§ Brano di lettura:
━━━

Certo. Come dicevo prima, la danza serve a temprare il carattere. Le frustrazioni sono naturalmente inevitabili ma sappiamo che, nell’arte e nella vita, si cresce anche attraverso la sofferenza.
Ora ti chiedo: in presenza di una palese inettitudine, esiste un modo per aiutare nella crescita un allievo fortemente motivato? Se il talento senza cuore non basta, è vero anche il contrario?
Chi non ha talento né capacità deve cercare di vivere positivamente la propria passione, senza grosse aspettative. Chi invece è talentuoso ma carente nella motivazione, deve essere aiutato a capire le sue reali potenzialità. L’insegnante in questo caso ha un compito difficilissimo: quello di motivarlo, spronarlo. Ma senza amore, è davvero arduo proseguire nel cammino.
Steve, ti piace più il moderno o il contemporaneo?
Attenta, rischiamo di aprire uno scenario di discussioni infinite. Bisogna prima intendersi sul significato di Danza Contemporanea, vedo che c’è in giro un po’ di confusione. Si tratta di uno stile specifico – molto dinamico – che attiene anche al Teatro Danza, poiché dedica un’attenzione particolare alla drammatizzazione. Potremmo anche definirlo “viaggiante”, dato che ogni Paese ha le sue tradizioni, il suo modo di interpretarlo. L’Italia forse dovrebbe approfondirne la conoscenza. Ma non si può esaurire questo argomento nello spazio di una breve intervista.
Qualcuno ti ha mai invitato a ballare, durante una festa o una serata in discoteca? In questo caso, esci dal ruolo e ti scateni?
Ti rispondo laconicamente: è un tipo di ambiente che non gradisco. Forse perché in passato ho gestito una discoteca, e quando lavoro non ricevo né accetto inviti.
Comunque, vi sono luoghi più stimolanti in cui scatenarsi e testare il proprio stato di forma.
Tra Maestri di generi diversi, ognuno dei quali può raggiungere vette di assoluta bellezza se l’insegnamento viene posto nelle giuste mani, c’è più voglia di competizione, difesa del proprio terreno, o piuttosto desiderio di stringere alleanze per amore della sperimentazione?
MARGARITA – Gli stili sono tanti, ma la danza è una sola. Lo scopo di ogni Maestro è quello di individuare lo stile più adatto all’allievo.

━━━

§ Attività da svolgere:
a) Trascrivi, nell'ordine in cui compaiono, tutte le frasi interrogative dell'intervista sulla danza.
b) Prosegui l'intervista sulla danza dopo l'ultima frase pronunciata da Margarita.

Voci degli elementi in riquadro:
━━━

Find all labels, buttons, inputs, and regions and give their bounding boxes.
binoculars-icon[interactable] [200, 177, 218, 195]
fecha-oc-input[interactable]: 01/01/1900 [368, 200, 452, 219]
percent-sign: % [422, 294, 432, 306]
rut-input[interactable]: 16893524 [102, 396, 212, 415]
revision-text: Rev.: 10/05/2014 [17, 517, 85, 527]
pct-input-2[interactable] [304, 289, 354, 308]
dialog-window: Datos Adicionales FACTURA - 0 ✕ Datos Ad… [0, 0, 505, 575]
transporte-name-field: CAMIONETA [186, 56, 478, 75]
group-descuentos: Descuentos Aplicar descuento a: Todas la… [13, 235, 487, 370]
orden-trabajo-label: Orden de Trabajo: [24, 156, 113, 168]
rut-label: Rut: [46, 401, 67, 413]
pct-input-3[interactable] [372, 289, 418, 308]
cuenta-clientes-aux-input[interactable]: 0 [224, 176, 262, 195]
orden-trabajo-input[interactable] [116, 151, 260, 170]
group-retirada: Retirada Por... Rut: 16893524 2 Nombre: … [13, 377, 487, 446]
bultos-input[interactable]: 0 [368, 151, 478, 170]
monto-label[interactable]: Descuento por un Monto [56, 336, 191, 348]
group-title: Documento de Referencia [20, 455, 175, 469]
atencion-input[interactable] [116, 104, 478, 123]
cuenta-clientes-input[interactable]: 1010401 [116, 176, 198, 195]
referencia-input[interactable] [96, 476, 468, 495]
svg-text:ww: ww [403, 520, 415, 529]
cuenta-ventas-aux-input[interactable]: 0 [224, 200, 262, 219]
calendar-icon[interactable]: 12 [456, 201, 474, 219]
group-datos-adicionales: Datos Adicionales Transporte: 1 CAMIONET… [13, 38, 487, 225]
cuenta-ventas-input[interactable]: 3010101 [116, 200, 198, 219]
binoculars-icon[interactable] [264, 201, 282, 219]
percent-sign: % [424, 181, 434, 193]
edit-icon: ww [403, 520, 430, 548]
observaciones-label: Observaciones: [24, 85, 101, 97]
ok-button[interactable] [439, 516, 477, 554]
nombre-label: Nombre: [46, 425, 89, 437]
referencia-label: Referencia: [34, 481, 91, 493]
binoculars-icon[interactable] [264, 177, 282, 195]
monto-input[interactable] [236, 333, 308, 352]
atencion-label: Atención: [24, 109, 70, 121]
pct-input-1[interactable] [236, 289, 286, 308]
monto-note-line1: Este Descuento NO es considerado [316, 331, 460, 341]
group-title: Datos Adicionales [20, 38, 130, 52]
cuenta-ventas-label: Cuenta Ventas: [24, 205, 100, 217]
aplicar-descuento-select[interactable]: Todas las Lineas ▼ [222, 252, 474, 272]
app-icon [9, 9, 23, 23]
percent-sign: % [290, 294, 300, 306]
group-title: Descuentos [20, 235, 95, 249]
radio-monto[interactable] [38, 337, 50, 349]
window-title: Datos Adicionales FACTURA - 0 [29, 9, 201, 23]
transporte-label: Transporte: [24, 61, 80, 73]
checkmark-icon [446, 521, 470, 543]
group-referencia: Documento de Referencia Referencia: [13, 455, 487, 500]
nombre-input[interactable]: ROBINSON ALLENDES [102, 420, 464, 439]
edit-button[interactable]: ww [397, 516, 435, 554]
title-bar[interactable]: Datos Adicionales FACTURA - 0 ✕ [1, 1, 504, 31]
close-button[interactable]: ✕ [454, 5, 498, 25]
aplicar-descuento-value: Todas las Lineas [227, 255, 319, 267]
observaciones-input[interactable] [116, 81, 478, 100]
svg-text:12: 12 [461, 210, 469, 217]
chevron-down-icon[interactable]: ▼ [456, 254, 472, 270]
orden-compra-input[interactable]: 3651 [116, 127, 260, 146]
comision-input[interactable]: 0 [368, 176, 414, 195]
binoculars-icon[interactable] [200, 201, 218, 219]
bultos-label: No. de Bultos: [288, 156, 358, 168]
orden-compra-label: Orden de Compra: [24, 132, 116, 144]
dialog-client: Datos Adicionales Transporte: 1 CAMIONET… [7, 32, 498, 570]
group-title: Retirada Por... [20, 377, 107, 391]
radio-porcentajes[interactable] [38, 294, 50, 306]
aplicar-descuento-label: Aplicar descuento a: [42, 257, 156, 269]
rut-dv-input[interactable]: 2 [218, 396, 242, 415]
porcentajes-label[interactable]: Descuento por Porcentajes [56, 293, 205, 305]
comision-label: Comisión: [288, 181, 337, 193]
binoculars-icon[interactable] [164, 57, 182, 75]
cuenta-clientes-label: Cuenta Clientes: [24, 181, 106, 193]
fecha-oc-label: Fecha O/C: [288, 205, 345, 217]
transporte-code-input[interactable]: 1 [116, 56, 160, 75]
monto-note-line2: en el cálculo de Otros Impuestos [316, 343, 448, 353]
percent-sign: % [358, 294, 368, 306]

━━━

§ Soluzioni delle consegne:
a)
1. Ora ti chiedo: in presenza di una palese inettitudine, esiste un modo per aiutare nella crescita un allievo fortemente motivato?
2. Se il talento senza cuore non basta, è vero anche il contrario?
3. Steve, ti piace più il moderno o il contemporaneo?
4. Qualcuno ti ha mai invitato a ballare, durante una festa o una serata in discoteca?
5. In questo caso, esci dal ruolo e ti scateni?
6. Tra Maestri di generi diversi, ognuno dei quali può raggiungere vette di assoluta bellezza se l'insegnamento viene posto nelle giuste mani, c'è più voglia di competizione, difesa del proprio terreno, o piuttosto desiderio di stringere alleanze per amore della sperimentazione?

b)
ANDRÈ – Io credo in una sana competizione, ma non è sempre così. Ognuno ha il suo ego, a volte c’è la tentazione di prendere il sopravvento. Tutti concordiamo nell’affermare che alla base c’è lo studio del classico: esso rappresenta le fondamenta, sulle quali vanno poi a costruirsi gli altri stili. Al di là di questo, per me conta lo scambio emotivo.
Steve, cosa si intende per La Chance’s style? Apprendo infatti che si chiama così il tuo momento coreografico all’interno del Saggio.
Carla ha scelto questa denominazione. Devo dire però che esiste un mio stile: molto tecnico, e molto musicale. Nello specifico si tratta di Modern Jazz: ho iniziato a studiarlo quando avevo cinque anni ed ho continuato a perfezionarlo nel tempo. Tutte le mie coreografie risentono di questa formazione.
Andrè, leggo nel programma che il tuo lavoro è tratto dal dramma teatrale “Tre sorelle” di Čechov. Ogni forma d’arte può mettersi al servizio delle altre: le parole si traducono in movimento, e la voce “diventa muta” sacrificandosi al corpo. Non c’è alcuna rivalità, solo bellezza che cambia la sua forma. Perché hai scelto questo dramma?
La ragione è semplice: le diplomande quest’anno sono tre! Desidero nominarle una per una: Francesca Panzuto, Conny Tozzi e Mariarca Zinzi.
A parte questo, devo dire che amo molto gli scrittori di prosa: la lettura di classici quali Čechov e Ibsen mi ha accompagnato negli anni della mia formazione artistica, perché ho studiato anche recitazione. In particolare, le tre sorelle del dramma condividono tutto nonostante la loro diversità, proprio come le tre allieve che sono giunte al traguardo del diploma. La Danza ha bisogno di queste storie, ha bisogno dei personaggi creati dalla grande letteratura.
E infatti due anni fa, se non erro, hai proposto sulla scena un riadattamento da Alice in Wonderland…
Sì, esatto. Si tratta di un testo estremamente complesso e non è facile coglierne tutti i significati. A volte il corpo, con le sue evoluzioni, chiarisce il significato delle parole.
Le ultime domande collettive:
Oltre che nella danza, secondo voi, dove risiede la bellezza? Da chi o cosa vi lasciate ispirare? Quanti felici connubi possono nascere tra le arti?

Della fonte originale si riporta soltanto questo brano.